#### Task objective:
Return each line of the data below exactly, omitting any pictures.

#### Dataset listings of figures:
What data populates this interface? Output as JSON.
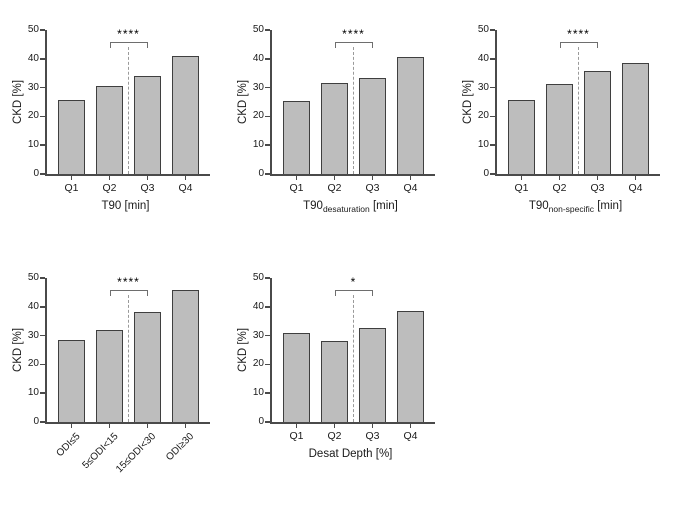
{
  "figure": {
    "background": "#ffffff",
    "bar_fill": "#bdbdbd",
    "bar_border": "#3f3f3f",
    "axis_color": "#4a4a4a",
    "bracket_color": "#6e6e6e",
    "dash_color": "#9a9a9a",
    "text_color": "#111111"
  },
  "chart_data": [
    {
      "type": "bar",
      "id": "t90",
      "title_main": "T90",
      "title_sub": "",
      "title_suffix": " [min]",
      "ylabel": "CKD [%]",
      "ylim": [
        0,
        50
      ],
      "yticks": [
        "0",
        "10",
        "20",
        "30",
        "40",
        "50"
      ],
      "categories": [
        "Q1",
        "Q2",
        "Q3",
        "Q4"
      ],
      "values": [
        25.7,
        30.4,
        34.0,
        41.1
      ],
      "rotated_labels": false,
      "grid": false,
      "significance": {
        "label": "****",
        "between": [
          "Q2",
          "Q3"
        ],
        "from_index": 1,
        "to_index": 2,
        "bracket_y": 46
      },
      "dashed_line_between": [
        "Q2",
        "Q3"
      ]
    },
    {
      "type": "bar",
      "id": "t90-desaturation",
      "title_main": "T90",
      "title_sub": "desaturation",
      "title_suffix": " [min]",
      "ylabel": "CKD [%]",
      "ylim": [
        0,
        50
      ],
      "yticks": [
        "0",
        "10",
        "20",
        "30",
        "40",
        "50"
      ],
      "categories": [
        "Q1",
        "Q2",
        "Q3",
        "Q4"
      ],
      "values": [
        25.3,
        31.5,
        33.3,
        40.6
      ],
      "rotated_labels": false,
      "grid": false,
      "significance": {
        "label": "****",
        "between": [
          "Q2",
          "Q3"
        ],
        "from_index": 1,
        "to_index": 2,
        "bracket_y": 46
      },
      "dashed_line_between": [
        "Q2",
        "Q3"
      ]
    },
    {
      "type": "bar",
      "id": "t90-non-specific",
      "title_main": "T90",
      "title_sub": "non-specific",
      "title_suffix": " [min]",
      "ylabel": "CKD [%]",
      "ylim": [
        0,
        50
      ],
      "yticks": [
        "0",
        "10",
        "20",
        "30",
        "40",
        "50"
      ],
      "categories": [
        "Q1",
        "Q2",
        "Q3",
        "Q4"
      ],
      "values": [
        25.6,
        31.2,
        35.7,
        38.5
      ],
      "rotated_labels": false,
      "grid": false,
      "significance": {
        "label": "****",
        "between": [
          "Q2",
          "Q3"
        ],
        "from_index": 1,
        "to_index": 2,
        "bracket_y": 46
      },
      "dashed_line_between": [
        "Q2",
        "Q3"
      ]
    },
    {
      "type": "bar",
      "id": "odi",
      "title_main": "",
      "title_sub": "",
      "title_suffix": "",
      "ylabel": "CKD [%]",
      "ylim": [
        0,
        50
      ],
      "yticks": [
        "0",
        "10",
        "20",
        "30",
        "40",
        "50"
      ],
      "categories": [
        "ODI≤5",
        "5≤ODI<15",
        "15≤ODI<30",
        "ODI≥30"
      ],
      "values": [
        28.4,
        32.0,
        38.1,
        46.0
      ],
      "rotated_labels": true,
      "grid": false,
      "significance": {
        "label": "****",
        "between": [
          "5≤ODI<15",
          "15≤ODI<30"
        ],
        "from_index": 1,
        "to_index": 2,
        "bracket_y": 46
      },
      "dashed_line_between": [
        "5≤ODI<15",
        "15≤ODI<30"
      ]
    },
    {
      "type": "bar",
      "id": "desat-depth",
      "title_main": "Desat Depth [%]",
      "title_sub": "",
      "title_suffix": "",
      "ylabel": "CKD [%]",
      "ylim": [
        0,
        50
      ],
      "yticks": [
        "0",
        "10",
        "20",
        "30",
        "40",
        "50"
      ],
      "categories": [
        "Q1",
        "Q2",
        "Q3",
        "Q4"
      ],
      "values": [
        30.8,
        28.0,
        32.8,
        38.6
      ],
      "rotated_labels": false,
      "grid": false,
      "significance": {
        "label": "*",
        "between": [
          "Q2",
          "Q3"
        ],
        "from_index": 1,
        "to_index": 2,
        "bracket_y": 46
      },
      "dashed_line_between": [
        "Q2",
        "Q3"
      ]
    }
  ]
}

#### Result for this task:
What data populates this interface? Output as JSON.
{
  "figure": {
    "background": "#ffffff",
    "bar_fill": "#bdbdbd",
    "bar_border": "#3f3f3f",
    "axis_color": "#4a4a4a",
    "bracket_color": "#6e6e6e",
    "dash_color": "#9a9a9a",
    "text_color": "#111111"
  },
  "chart_data": [
    {
      "type": "bar",
      "id": "t90",
      "title_main": "T90",
      "title_sub": "",
      "title_suffix": " [min]",
      "ylabel": "CKD [%]",
      "ylim": [
        0,
        50
      ],
      "yticks": [
        "0",
        "10",
        "20",
        "30",
        "40",
        "50"
      ],
      "categories": [
        "Q1",
        "Q2",
        "Q3",
        "Q4"
      ],
      "values": [
        25.7,
        30.4,
        34.0,
        41.1
      ],
      "rotated_labels": false,
      "grid": false,
      "significance": {
        "label": "****",
        "between": [
          "Q2",
          "Q3"
        ],
        "from_index": 1,
        "to_index": 2,
        "bracket_y": 46
      },
      "dashed_line_between": [
        "Q2",
        "Q3"
      ]
    },
    {
      "type": "bar",
      "id": "t90-desaturation",
      "title_main": "T90",
      "title_sub": "desaturation",
      "title_suffix": " [min]",
      "ylabel": "CKD [%]",
      "ylim": [
        0,
        50
      ],
      "yticks": [
        "0",
        "10",
        "20",
        "30",
        "40",
        "50"
      ],
      "categories": [
        "Q1",
        "Q2",
        "Q3",
        "Q4"
      ],
      "values": [
        25.3,
        31.5,
        33.3,
        40.6
      ],
      "rotated_labels": false,
      "grid": false,
      "significance": {
        "label": "****",
        "between": [
          "Q2",
          "Q3"
        ],
        "from_index": 1,
        "to_index": 2,
        "bracket_y": 46
      },
      "dashed_line_between": [
        "Q2",
        "Q3"
      ]
    },
    {
      "type": "bar",
      "id": "t90-non-specific",
      "title_main": "T90",
      "title_sub": "non-specific",
      "title_suffix": " [min]",
      "ylabel": "CKD [%]",
      "ylim": [
        0,
        50
      ],
      "yticks": [
        "0",
        "10",
        "20",
        "30",
        "40",
        "50"
      ],
      "categories": [
        "Q1",
        "Q2",
        "Q3",
        "Q4"
      ],
      "values": [
        25.6,
        31.2,
        35.7,
        38.5
      ],
      "rotated_labels": false,
      "grid": false,
      "significance": {
        "label": "****",
        "between": [
          "Q2",
          "Q3"
        ],
        "from_index": 1,
        "to_index": 2,
        "bracket_y": 46
      },
      "dashed_line_between": [
        "Q2",
        "Q3"
      ]
    },
    {
      "type": "bar",
      "id": "odi",
      "title_main": "",
      "title_sub": "",
      "title_suffix": "",
      "ylabel": "CKD [%]",
      "ylim": [
        0,
        50
      ],
      "yticks": [
        "0",
        "10",
        "20",
        "30",
        "40",
        "50"
      ],
      "categories": [
        "ODI≤5",
        "5≤ODI<15",
        "15≤ODI<30",
        "ODI≥30"
      ],
      "values": [
        28.4,
        32.0,
        38.1,
        46.0
      ],
      "rotated_labels": true,
      "grid": false,
      "significance": {
        "label": "****",
        "between": [
          "5≤ODI<15",
          "15≤ODI<30"
        ],
        "from_index": 1,
        "to_index": 2,
        "bracket_y": 46
      },
      "dashed_line_between": [
        "5≤ODI<15",
        "15≤ODI<30"
      ]
    },
    {
      "type": "bar",
      "id": "desat-depth",
      "title_main": "Desat Depth [%]",
      "title_sub": "",
      "title_suffix": "",
      "ylabel": "CKD [%]",
      "ylim": [
        0,
        50
      ],
      "yticks": [
        "0",
        "10",
        "20",
        "30",
        "40",
        "50"
      ],
      "categories": [
        "Q1",
        "Q2",
        "Q3",
        "Q4"
      ],
      "values": [
        30.8,
        28.0,
        32.8,
        38.6
      ],
      "rotated_labels": false,
      "grid": false,
      "significance": {
        "label": "*",
        "between": [
          "Q2",
          "Q3"
        ],
        "from_index": 1,
        "to_index": 2,
        "bracket_y": 46
      },
      "dashed_line_between": [
        "Q2",
        "Q3"
      ]
    }
  ]
}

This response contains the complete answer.